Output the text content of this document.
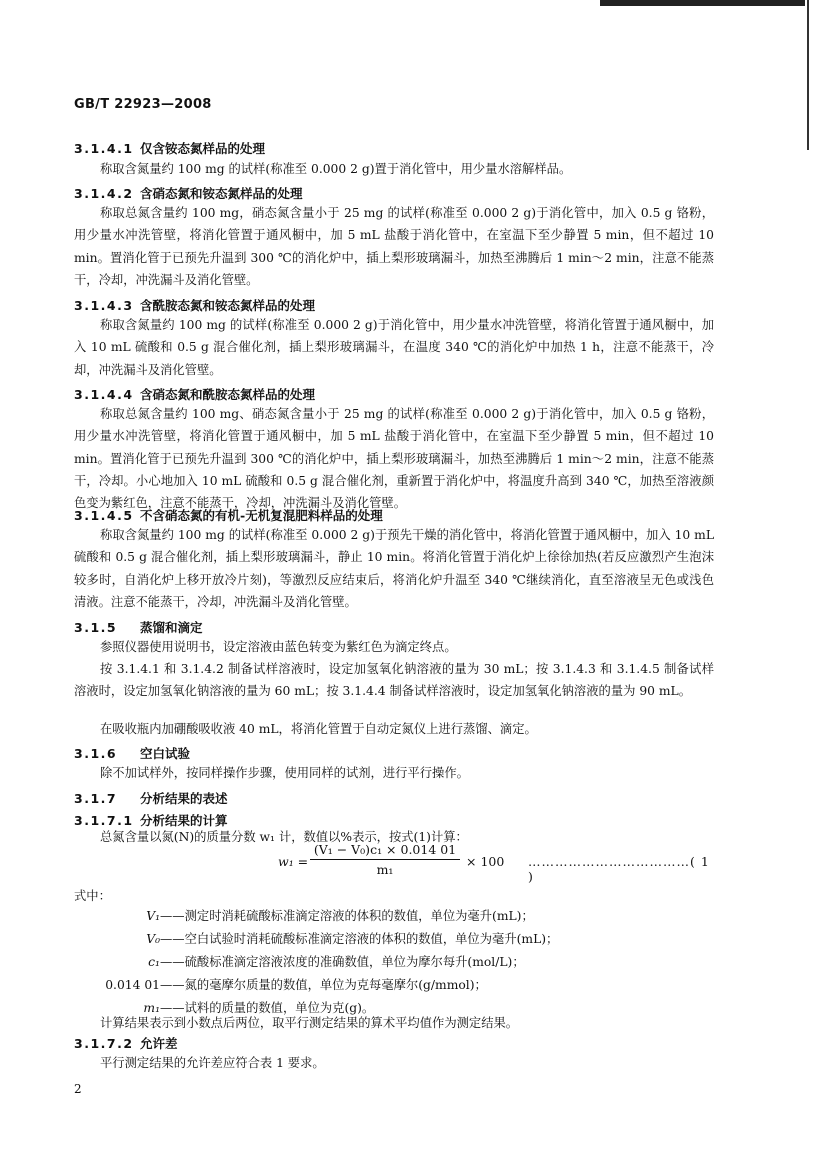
GB/T 22923—2008
3.1.4.1 仅含铵态氮样品的处理
称取含氮量约 100 mg 的试样(称准至 0.000 2 g)置于消化管中，用少量水溶解样品。
3.1.4.2 含硝态氮和铵态氮样品的处理
称取总氮含量约 100 mg，硝态氮含量小于 25 mg 的试样(称准至 0.000 2 g)于消化管中，加入 0.5 g 铬粉，用少量水冲洗管壁，将消化管置于通风橱中，加 5 mL 盐酸于消化管中，在室温下至少静置 5 min，但不超过 10 min。置消化管于已预先升温到 300 ℃的消化炉中，插上梨形玻璃漏斗，加热至沸腾后 1 min～2 min，注意不能蒸干，冷却，冲洗漏斗及消化管壁。
3.1.4.3 含酰胺态氮和铵态氮样品的处理
称取含氮量约 100 mg 的试样(称准至 0.000 2 g)于消化管中，用少量水冲洗管壁，将消化管置于通风橱中，加入 10 mL 硫酸和 0.5 g 混合催化剂，插上梨形玻璃漏斗，在温度 340 ℃的消化炉中加热 1 h，注意不能蒸干，冷却，冲洗漏斗及消化管壁。
3.1.4.4 含硝态氮和酰胺态氮样品的处理
称取总氮含量约 100 mg、硝态氮含量小于 25 mg 的试样(称准至 0.000 2 g)于消化管中，加入 0.5 g 铬粉，用少量水冲洗管壁，将消化管置于通风橱中，加 5 mL 盐酸于消化管中，在室温下至少静置 5 min，但不超过 10 min。置消化管于已预先升温到 300 ℃的消化炉中，插上梨形玻璃漏斗，加热至沸腾后 1 min～2 min，注意不能蒸干，冷却。小心地加入 10 mL 硫酸和 0.5 g 混合催化剂，重新置于消化炉中，将温度升高到 340 ℃，加热至溶液颜色变为紫红色，注意不能蒸干，冷却，冲洗漏斗及消化管壁。
3.1.4.5 不含硝态氮的有机-无机复混肥料样品的处理
称取含氮量约 100 mg 的试样(称准至 0.000 2 g)于预先干燥的消化管中，将消化管置于通风橱中，加入 10 mL 硫酸和 0.5 g 混合催化剂，插上梨形玻璃漏斗，静止 10 min。将消化管置于消化炉上徐徐加热(若反应激烈产生泡沫较多时，自消化炉上移开放冷片刻)，等激烈反应结束后，将消化炉升温至 340 ℃继续消化，直至溶液呈无色或浅色清液。注意不能蒸干，冷却，冲洗漏斗及消化管壁。
3.1.5 蒸馏和滴定
参照仪器使用说明书，设定溶液由蓝色转变为紫红色为滴定终点。
按 3.1.4.1 和 3.1.4.2 制备试样溶液时，设定加氢氧化钠溶液的量为 30 mL；按 3.1.4.3 和 3.1.4.5 制备试样溶液时，设定加氢氧化钠溶液的量为 60 mL；按 3.1.4.4 制备试样溶液时，设定加氢氧化钠溶液的量为 90 mL。
在吸收瓶内加硼酸吸收液 40 mL，将消化管置于自动定氮仪上进行蒸馏、滴定。
3.1.6 空白试验
除不加试样外，按同样操作步骤，使用同样的试剂，进行平行操作。
3.1.7 分析结果的表述
3.1.7.1 分析结果的计算
总氮含量以氮(N)的质量分数 w₁ 计，数值以%表示，按式(1)计算：
w₁ =
(V₁ − V₀)c₁ × 0.014 01
m₁
× 100 ………………………………( 1 )
式中：
V₁——测定时消耗硫酸标准滴定溶液的体积的数值，单位为毫升(mL)；
V₀——空白试验时消耗硫酸标准滴定溶液的体积的数值，单位为毫升(mL)；
c₁——硫酸标准滴定溶液浓度的准确数值，单位为摩尔每升(mol/L)；
0.014 01——氮的毫摩尔质量的数值，单位为克每毫摩尔(g/mmol)；
m₁——试料的质量的数值，单位为克(g)。
计算结果表示到小数点后两位，取平行测定结果的算术平均值作为测定结果。
3.1.7.2 允许差
平行测定结果的允许差应符合表 1 要求。
2
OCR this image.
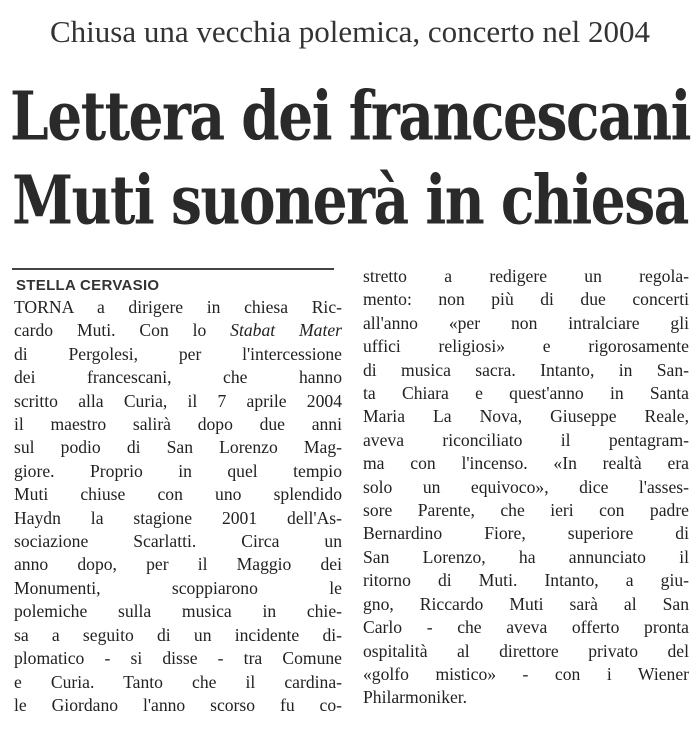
Chiusa una vecchia polemica, concerto nel 2004
Lettera dei francescani
Muti suonerà in chiesa
STELLA CERVASIO
TORNA a dirigere in chiesa Ric-
cardo Muti. Con lo Stabat Mater
di Pergolesi, per l'intercessione
dei francescani, che hanno
scritto alla Curia, il 7 aprile 2004
il maestro salirà dopo due anni
sul podio di San Lorenzo Mag-
giore. Proprio in quel tempio
Muti chiuse con uno splendido
Haydn la stagione 2001 dell'As-
sociazione Scarlatti. Circa un
anno dopo, per il Maggio dei
Monumenti, scoppiarono le
polemiche sulla musica in chie-
sa a seguito di un incidente di-
plomatico - si disse - tra Comune
e Curia. Tanto che il cardina-
le Giordano l'anno scorso fu co-
stretto a redigere un regola-
mento: non più di due concerti
all'anno «per non intralciare gli
uffici religiosi» e rigorosamente
di musica sacra. Intanto, in San-
ta Chiara e quest'anno in Santa
Maria La Nova, Giuseppe Reale,
aveva riconciliato il pentagram-
ma con l'incenso. «In realtà era
solo un equivoco», dice l'asses-
sore Parente, che ieri con padre
Bernardino Fiore, superiore di
San Lorenzo, ha annunciato il
ritorno di Muti. Intanto, a giu-
gno, Riccardo Muti sarà al San
Carlo - che aveva offerto pronta
ospitalità al direttore privato del
«golfo mistico» - con i Wiener
Philarmoniker.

TASK REQUIREMENTS
Every entry must be written out exactly, with all pictures left out.

REPLY
Output the text content of this document.
GB/T 22923—2008
3.1.4.1 仅含铵态氮样品的处理
称取含氮量约 100 mg 的试样(称准至 0.000 2 g)置于消化管中，用少量水溶解样品。
3.1.4.2 含硝态氮和铵态氮样品的处理
称取总氮含量约 100 mg，硝态氮含量小于 25 mg 的试样(称准至 0.000 2 g)于消化管中，加入 0.5 g 铬粉，用少量水冲洗管壁，将消化管置于通风橱中，加 5 mL 盐酸于消化管中，在室温下至少静置 5 min，但不超过 10 min。置消化管于已预先升温到 300 ℃的消化炉中，插上梨形玻璃漏斗，加热至沸腾后 1 min～2 min，注意不能蒸干，冷却，冲洗漏斗及消化管壁。
3.1.4.3 含酰胺态氮和铵态氮样品的处理
称取含氮量约 100 mg 的试样(称准至 0.000 2 g)于消化管中，用少量水冲洗管壁，将消化管置于通风橱中，加入 10 mL 硫酸和 0.5 g 混合催化剂，插上梨形玻璃漏斗，在温度 340 ℃的消化炉中加热 1 h，注意不能蒸干，冷却，冲洗漏斗及消化管壁。
3.1.4.4 含硝态氮和酰胺态氮样品的处理
称取总氮含量约 100 mg、硝态氮含量小于 25 mg 的试样(称准至 0.000 2 g)于消化管中，加入 0.5 g 铬粉，用少量水冲洗管壁，将消化管置于通风橱中，加 5 mL 盐酸于消化管中，在室温下至少静置 5 min，但不超过 10 min。置消化管于已预先升温到 300 ℃的消化炉中，插上梨形玻璃漏斗，加热至沸腾后 1 min～2 min，注意不能蒸干，冷却。小心地加入 10 mL 硫酸和 0.5 g 混合催化剂，重新置于消化炉中，将温度升高到 340 ℃，加热至溶液颜色变为紫红色，注意不能蒸干，冷却，冲洗漏斗及消化管壁。
3.1.4.5 不含硝态氮的有机-无机复混肥料样品的处理
称取含氮量约 100 mg 的试样(称准至 0.000 2 g)于预先干燥的消化管中，将消化管置于通风橱中，加入 10 mL 硫酸和 0.5 g 混合催化剂，插上梨形玻璃漏斗，静止 10 min。将消化管置于消化炉上徐徐加热(若反应激烈产生泡沫较多时，自消化炉上移开放冷片刻)，等激烈反应结束后，将消化炉升温至 340 ℃继续消化，直至溶液呈无色或浅色清液。注意不能蒸干，冷却，冲洗漏斗及消化管壁。
3.1.5 蒸馏和滴定
参照仪器使用说明书，设定溶液由蓝色转变为紫红色为滴定终点。
按 3.1.4.1 和 3.1.4.2 制备试样溶液时，设定加氢氧化钠溶液的量为 30 mL；按 3.1.4.3 和 3.1.4.5 制备试样溶液时，设定加氢氧化钠溶液的量为 60 mL；按 3.1.4.4 制备试样溶液时，设定加氢氧化钠溶液的量为 90 mL。
在吸收瓶内加硼酸吸收液 40 mL，将消化管置于自动定氮仪上进行蒸馏、滴定。
3.1.6 空白试验
除不加试样外，按同样操作步骤，使用同样的试剂，进行平行操作。
3.1.7 分析结果的表述
3.1.7.1 分析结果的计算
总氮含量以氮(N)的质量分数 w₁ 计，数值以%表示，按式(1)计算：
w₁ =
(V₁ − V₀)c₁ × 0.014 01
m₁
× 100 ………………………………( 1 )
式中：
V₁——测定时消耗硫酸标准滴定溶液的体积的数值，单位为毫升(mL)；
V₀——空白试验时消耗硫酸标准滴定溶液的体积的数值，单位为毫升(mL)；
c₁——硫酸标准滴定溶液浓度的准确数值，单位为摩尔每升(mol/L)；
0.014 01——氮的毫摩尔质量的数值，单位为克每毫摩尔(g/mmol)；
m₁——试料的质量的数值，单位为克(g)。
计算结果表示到小数点后两位，取平行测定结果的算术平均值作为测定结果。
3.1.7.2 允许差
平行测定结果的允许差应符合表 1 要求。
2
OCR this image.
Chiusa una vecchia polemica, concerto nel 2004
Lettera dei francescani
Muti suonerà in chiesa
STELLA CERVASIO
TORNA a dirigere in chiesa Ric-
cardo Muti. Con lo Stabat Mater
di Pergolesi, per l'intercessione
dei francescani, che hanno
scritto alla Curia, il 7 aprile 2004
il maestro salirà dopo due anni
sul podio di San Lorenzo Mag-
giore. Proprio in quel tempio
Muti chiuse con uno splendido
Haydn la stagione 2001 dell'As-
sociazione Scarlatti. Circa un
anno dopo, per il Maggio dei
Monumenti, scoppiarono le
polemiche sulla musica in chie-
sa a seguito di un incidente di-
plomatico - si disse - tra Comune
e Curia. Tanto che il cardina-
le Giordano l'anno scorso fu co-
stretto a redigere un regola-
mento: non più di due concerti
all'anno «per non intralciare gli
uffici religiosi» e rigorosamente
di musica sacra. Intanto, in San-
ta Chiara e quest'anno in Santa
Maria La Nova, Giuseppe Reale,
aveva riconciliato il pentagram-
ma con l'incenso. «In realtà era
solo un equivoco», dice l'asses-
sore Parente, che ieri con padre
Bernardino Fiore, superiore di
San Lorenzo, ha annunciato il
ritorno di Muti. Intanto, a giu-
gno, Riccardo Muti sarà al San
Carlo - che aveva offerto pronta
ospitalità al direttore privato del
«golfo mistico» - con i Wiener
Philarmoniker.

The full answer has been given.